## WHAT YOU HAVE TO DO
Go through the records and show each line where the word "우리협회" occurs.

Stored entries:
○ ○ ○

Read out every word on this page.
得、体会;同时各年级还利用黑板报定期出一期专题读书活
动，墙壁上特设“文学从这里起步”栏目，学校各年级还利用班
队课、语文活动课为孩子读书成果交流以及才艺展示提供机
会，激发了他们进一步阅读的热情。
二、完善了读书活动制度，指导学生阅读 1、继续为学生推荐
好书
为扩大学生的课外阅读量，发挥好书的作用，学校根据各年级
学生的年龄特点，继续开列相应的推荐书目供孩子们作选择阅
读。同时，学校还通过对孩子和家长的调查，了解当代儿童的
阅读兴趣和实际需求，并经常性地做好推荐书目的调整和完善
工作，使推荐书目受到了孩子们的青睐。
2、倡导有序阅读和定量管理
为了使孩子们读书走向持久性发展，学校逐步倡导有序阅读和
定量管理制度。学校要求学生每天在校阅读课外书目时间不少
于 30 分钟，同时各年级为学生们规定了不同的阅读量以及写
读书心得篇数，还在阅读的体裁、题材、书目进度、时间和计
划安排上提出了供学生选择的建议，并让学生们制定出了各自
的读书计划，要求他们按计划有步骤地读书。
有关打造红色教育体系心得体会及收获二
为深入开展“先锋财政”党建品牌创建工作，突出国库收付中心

○ ○ ○

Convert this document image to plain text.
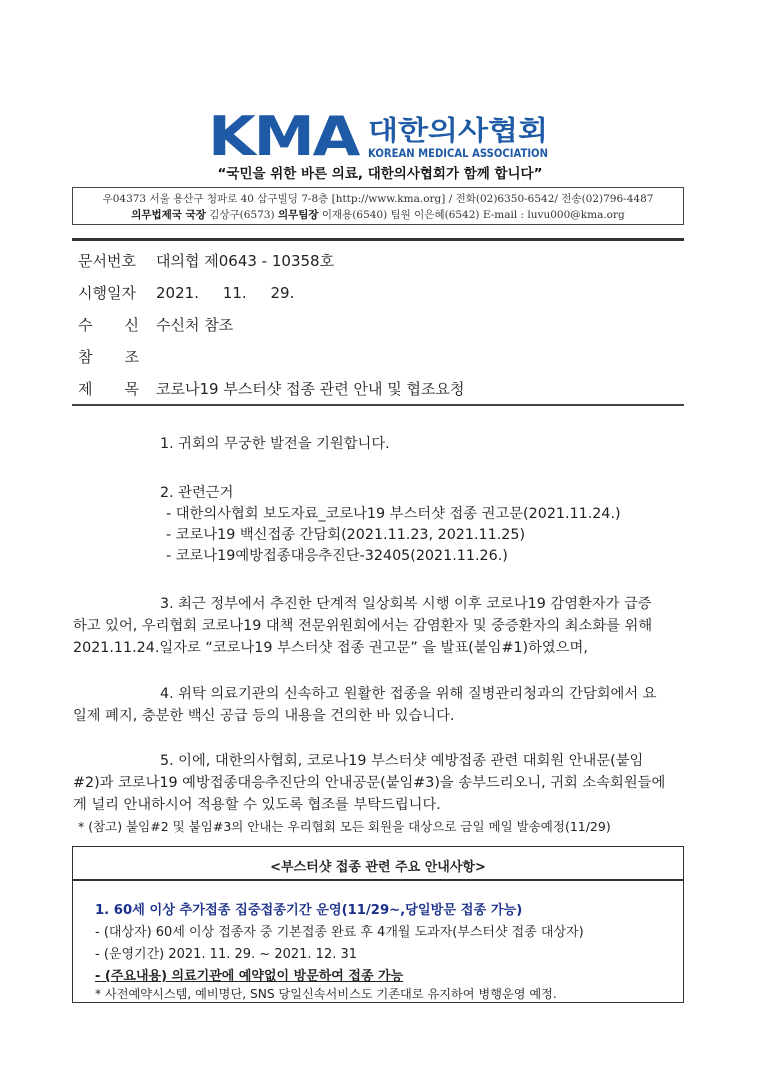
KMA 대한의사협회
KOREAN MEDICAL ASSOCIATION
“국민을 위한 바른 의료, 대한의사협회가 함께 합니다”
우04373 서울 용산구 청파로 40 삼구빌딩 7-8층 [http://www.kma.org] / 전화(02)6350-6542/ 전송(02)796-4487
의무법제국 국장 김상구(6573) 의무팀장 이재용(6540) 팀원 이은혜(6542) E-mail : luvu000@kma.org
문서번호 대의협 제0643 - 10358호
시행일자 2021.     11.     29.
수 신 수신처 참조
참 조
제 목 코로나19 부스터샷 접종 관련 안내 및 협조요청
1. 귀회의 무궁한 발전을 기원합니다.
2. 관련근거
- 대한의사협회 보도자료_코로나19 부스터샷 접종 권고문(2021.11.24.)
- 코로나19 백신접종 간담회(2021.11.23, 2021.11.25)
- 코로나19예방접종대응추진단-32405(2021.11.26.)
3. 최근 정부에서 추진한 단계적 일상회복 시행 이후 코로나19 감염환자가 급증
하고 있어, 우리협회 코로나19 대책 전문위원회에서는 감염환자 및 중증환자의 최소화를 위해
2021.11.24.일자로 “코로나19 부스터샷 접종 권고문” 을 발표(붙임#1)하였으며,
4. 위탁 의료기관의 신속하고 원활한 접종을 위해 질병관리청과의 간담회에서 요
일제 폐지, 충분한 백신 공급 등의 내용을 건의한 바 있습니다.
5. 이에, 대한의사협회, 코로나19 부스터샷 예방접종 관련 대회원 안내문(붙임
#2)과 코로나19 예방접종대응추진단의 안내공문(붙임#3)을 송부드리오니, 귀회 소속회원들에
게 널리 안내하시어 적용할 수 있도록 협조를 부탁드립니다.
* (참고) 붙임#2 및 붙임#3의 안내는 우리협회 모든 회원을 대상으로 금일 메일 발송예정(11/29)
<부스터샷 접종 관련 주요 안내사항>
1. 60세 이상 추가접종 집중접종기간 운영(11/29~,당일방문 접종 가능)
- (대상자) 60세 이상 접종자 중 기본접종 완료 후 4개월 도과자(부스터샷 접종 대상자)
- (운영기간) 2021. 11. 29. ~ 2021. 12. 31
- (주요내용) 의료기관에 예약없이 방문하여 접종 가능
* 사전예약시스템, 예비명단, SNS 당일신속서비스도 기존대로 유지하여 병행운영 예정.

○ ○ ○

## TASK ANSWER
하고 있어, 우리협회 코로나19 대책 전문위원회에서는 감염환자 및 중증환자의 최소화를 위해
* (참고) 붙임#2 및 붙임#3의 안내는 우리협회 모든 회원을 대상으로 금일 메일 발송예정(11/29)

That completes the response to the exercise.